* START Recorded data *

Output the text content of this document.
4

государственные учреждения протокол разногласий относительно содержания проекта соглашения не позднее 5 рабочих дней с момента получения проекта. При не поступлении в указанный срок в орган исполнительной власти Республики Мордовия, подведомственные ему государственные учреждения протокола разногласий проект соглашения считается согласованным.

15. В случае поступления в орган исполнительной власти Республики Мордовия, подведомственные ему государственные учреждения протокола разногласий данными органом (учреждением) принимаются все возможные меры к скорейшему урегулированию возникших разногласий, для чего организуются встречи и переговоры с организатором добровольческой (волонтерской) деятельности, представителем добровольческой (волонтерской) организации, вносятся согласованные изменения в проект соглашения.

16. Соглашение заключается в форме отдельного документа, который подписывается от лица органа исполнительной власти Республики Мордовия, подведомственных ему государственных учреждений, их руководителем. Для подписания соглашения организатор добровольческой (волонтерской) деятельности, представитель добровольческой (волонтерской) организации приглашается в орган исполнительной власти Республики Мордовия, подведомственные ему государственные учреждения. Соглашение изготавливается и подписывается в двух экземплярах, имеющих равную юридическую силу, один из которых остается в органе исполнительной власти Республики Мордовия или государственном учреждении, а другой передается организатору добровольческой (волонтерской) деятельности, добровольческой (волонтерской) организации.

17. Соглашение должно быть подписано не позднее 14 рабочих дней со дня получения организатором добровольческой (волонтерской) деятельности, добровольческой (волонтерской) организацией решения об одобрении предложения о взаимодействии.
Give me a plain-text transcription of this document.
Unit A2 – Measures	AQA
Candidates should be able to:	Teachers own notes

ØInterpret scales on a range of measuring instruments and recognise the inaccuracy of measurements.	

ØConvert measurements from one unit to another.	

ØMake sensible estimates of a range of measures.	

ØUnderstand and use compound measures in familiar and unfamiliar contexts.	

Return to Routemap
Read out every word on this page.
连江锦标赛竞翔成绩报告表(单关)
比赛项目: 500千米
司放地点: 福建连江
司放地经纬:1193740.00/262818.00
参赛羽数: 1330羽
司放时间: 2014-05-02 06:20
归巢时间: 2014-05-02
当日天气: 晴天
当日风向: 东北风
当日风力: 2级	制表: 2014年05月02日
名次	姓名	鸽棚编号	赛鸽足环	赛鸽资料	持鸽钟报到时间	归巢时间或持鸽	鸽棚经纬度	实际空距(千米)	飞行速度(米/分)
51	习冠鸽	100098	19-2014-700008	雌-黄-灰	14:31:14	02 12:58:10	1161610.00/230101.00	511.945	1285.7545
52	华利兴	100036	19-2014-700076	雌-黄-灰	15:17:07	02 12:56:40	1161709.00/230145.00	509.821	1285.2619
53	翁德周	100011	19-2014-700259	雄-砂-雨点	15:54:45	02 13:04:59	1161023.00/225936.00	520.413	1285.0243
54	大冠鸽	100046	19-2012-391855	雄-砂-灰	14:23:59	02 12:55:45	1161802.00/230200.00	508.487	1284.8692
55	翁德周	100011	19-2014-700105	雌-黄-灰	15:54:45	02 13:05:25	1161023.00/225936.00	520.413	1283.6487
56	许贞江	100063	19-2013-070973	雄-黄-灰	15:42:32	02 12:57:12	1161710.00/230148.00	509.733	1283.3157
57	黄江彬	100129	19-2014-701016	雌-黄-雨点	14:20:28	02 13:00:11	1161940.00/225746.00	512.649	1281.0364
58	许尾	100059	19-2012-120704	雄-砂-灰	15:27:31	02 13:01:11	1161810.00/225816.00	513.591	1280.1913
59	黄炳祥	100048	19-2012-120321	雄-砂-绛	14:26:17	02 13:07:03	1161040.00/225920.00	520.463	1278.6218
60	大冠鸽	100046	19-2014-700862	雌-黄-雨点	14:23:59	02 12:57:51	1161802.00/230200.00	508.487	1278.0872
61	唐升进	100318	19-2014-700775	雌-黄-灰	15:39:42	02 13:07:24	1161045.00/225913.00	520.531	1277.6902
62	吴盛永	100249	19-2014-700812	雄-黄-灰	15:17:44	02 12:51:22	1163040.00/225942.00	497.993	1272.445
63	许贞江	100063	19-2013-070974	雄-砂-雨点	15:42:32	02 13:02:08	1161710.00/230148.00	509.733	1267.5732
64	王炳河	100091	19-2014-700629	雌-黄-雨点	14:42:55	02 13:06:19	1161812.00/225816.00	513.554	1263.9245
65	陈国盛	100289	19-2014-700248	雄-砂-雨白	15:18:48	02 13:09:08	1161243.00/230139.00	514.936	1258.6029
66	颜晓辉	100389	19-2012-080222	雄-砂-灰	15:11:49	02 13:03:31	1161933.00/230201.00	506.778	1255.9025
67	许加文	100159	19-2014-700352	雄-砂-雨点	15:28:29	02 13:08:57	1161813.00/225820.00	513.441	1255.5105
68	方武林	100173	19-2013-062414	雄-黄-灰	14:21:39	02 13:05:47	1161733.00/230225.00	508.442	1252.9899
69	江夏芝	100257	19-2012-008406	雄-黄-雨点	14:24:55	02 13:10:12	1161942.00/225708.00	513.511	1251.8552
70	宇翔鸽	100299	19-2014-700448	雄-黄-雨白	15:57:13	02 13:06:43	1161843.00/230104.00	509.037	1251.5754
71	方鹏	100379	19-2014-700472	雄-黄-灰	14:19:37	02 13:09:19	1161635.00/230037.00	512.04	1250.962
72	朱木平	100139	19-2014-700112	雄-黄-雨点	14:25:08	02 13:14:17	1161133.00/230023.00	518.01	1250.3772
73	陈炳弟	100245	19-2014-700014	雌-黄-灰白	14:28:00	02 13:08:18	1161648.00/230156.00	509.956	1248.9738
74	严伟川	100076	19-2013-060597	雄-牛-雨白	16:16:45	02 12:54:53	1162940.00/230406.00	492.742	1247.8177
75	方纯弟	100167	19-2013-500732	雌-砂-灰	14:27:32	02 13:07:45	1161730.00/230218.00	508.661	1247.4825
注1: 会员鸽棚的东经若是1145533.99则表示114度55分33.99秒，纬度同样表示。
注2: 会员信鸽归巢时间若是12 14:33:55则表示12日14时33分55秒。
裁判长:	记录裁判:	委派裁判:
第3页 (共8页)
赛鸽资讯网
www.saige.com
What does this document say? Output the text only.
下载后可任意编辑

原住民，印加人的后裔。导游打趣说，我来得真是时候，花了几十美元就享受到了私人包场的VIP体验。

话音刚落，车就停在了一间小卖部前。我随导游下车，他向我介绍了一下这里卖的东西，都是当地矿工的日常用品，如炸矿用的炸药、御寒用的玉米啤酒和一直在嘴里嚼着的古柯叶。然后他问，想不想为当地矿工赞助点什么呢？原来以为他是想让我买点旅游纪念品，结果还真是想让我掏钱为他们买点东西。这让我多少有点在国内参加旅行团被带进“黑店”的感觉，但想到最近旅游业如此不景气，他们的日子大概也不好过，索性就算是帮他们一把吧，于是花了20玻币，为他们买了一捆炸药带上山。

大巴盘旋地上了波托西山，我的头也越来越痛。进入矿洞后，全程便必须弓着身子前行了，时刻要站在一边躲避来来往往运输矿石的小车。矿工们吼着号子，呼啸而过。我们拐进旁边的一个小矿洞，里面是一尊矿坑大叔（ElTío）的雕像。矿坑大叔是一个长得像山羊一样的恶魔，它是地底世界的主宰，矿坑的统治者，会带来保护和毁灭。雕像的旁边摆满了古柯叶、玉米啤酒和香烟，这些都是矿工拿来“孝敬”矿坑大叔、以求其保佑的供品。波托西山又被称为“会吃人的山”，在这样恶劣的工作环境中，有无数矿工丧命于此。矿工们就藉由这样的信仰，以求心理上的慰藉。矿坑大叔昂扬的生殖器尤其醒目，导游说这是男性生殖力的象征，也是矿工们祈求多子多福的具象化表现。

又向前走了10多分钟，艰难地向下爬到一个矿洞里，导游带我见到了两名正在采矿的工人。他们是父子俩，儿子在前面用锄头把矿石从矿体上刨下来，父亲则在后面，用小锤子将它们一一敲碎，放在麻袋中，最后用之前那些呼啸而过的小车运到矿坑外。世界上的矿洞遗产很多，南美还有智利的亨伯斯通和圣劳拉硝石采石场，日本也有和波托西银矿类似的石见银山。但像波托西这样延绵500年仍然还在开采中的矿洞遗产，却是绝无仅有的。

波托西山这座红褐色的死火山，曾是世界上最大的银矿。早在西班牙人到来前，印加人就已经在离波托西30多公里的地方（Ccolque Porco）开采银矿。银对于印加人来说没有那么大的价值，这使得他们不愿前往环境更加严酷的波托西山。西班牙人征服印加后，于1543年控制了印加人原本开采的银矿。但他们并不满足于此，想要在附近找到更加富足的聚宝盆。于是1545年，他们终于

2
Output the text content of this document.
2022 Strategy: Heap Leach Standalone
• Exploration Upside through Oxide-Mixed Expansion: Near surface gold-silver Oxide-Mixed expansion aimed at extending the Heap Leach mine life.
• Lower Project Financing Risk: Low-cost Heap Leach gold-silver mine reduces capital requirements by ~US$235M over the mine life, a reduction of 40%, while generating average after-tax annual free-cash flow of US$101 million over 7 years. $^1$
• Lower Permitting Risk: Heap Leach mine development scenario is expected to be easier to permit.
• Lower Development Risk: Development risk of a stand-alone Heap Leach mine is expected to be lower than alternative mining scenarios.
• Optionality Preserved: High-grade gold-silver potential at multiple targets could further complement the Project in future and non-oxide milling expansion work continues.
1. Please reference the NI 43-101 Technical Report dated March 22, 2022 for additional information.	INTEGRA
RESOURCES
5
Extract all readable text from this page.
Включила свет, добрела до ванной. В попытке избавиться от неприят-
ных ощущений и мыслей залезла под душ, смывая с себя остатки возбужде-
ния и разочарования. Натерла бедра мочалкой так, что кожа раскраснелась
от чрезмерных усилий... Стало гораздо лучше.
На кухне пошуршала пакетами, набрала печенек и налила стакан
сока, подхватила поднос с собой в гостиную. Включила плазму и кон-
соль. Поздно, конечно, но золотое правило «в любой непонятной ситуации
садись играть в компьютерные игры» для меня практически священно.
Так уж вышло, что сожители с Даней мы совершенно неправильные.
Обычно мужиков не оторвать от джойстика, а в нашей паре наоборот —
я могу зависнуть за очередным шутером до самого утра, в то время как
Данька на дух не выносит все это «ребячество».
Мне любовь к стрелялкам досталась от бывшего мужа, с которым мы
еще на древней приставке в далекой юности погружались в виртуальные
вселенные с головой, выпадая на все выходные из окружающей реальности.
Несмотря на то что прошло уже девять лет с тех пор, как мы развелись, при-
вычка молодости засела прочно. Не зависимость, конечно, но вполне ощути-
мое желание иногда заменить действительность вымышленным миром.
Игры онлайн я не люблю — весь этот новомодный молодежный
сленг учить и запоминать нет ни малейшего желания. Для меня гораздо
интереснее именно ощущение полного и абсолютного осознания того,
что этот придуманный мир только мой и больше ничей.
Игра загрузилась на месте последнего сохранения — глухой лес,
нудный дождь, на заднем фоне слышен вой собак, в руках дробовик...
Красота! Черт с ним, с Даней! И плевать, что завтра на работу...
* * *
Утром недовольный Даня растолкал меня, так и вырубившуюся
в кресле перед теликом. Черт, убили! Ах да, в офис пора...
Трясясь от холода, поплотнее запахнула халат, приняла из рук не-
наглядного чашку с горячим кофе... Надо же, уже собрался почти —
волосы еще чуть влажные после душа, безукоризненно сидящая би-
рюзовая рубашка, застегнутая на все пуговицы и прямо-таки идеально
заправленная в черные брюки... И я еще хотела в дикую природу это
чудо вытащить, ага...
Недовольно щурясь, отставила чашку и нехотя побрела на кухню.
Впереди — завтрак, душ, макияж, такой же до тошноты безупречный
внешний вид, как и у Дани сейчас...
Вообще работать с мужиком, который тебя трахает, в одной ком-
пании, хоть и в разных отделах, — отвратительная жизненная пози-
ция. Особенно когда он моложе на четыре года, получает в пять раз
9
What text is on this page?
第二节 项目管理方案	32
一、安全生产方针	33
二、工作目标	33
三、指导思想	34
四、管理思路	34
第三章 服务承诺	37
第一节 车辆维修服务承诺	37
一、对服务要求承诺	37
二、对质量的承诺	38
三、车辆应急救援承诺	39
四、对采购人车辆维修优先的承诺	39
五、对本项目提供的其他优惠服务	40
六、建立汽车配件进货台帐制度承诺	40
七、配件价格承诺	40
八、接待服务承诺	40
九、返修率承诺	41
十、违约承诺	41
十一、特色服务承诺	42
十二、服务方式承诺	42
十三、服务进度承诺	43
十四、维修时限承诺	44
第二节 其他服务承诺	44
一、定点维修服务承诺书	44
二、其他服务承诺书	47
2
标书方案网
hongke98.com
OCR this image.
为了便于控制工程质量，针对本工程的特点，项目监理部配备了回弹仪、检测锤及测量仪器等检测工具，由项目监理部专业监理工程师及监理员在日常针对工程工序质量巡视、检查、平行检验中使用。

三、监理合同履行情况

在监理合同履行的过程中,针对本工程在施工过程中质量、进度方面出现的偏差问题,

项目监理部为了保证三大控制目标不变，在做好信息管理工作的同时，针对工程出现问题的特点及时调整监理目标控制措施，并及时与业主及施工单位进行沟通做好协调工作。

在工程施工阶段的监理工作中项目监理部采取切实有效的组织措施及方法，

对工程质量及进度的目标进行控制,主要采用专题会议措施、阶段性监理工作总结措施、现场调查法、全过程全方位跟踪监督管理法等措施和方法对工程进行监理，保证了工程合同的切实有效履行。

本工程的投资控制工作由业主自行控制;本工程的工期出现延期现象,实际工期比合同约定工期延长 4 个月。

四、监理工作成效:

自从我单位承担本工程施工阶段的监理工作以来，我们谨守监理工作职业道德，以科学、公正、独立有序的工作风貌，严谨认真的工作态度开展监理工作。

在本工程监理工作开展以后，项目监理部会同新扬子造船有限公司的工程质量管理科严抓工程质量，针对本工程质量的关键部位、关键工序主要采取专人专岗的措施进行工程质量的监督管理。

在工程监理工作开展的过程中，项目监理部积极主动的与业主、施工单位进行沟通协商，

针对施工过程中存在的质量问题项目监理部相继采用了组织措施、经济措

* END Recorded data *

To do.
Make a tally of the lines in this data that include the string "page", and answer with that tally alone.

Response for this exercise.
3